▸ WHAT TO DO
Check each line below for the word "Applied" and give the number of lines that have it, nothing more.

▸ RECORDED DATA
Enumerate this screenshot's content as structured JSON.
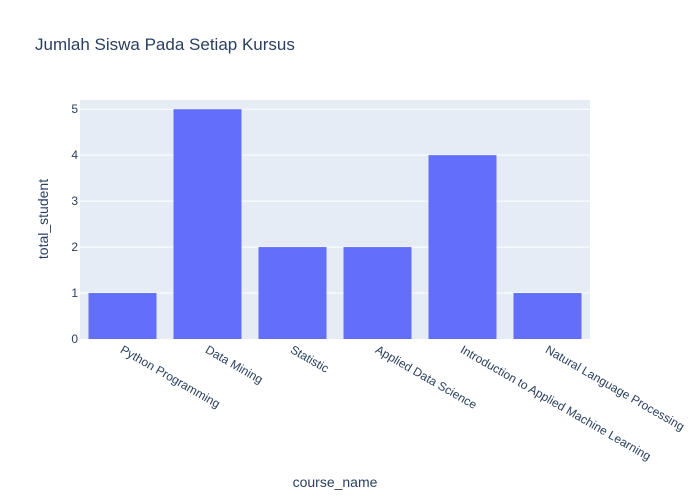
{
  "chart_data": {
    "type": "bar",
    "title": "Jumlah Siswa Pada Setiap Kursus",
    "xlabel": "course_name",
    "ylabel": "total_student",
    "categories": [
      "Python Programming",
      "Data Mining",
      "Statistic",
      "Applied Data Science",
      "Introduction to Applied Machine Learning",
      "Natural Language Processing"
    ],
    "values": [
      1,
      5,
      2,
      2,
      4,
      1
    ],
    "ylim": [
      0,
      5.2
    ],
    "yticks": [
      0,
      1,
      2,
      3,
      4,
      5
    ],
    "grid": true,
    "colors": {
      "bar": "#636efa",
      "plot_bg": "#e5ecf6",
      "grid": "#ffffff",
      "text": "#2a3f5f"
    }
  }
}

▸ FINAL RESULT
2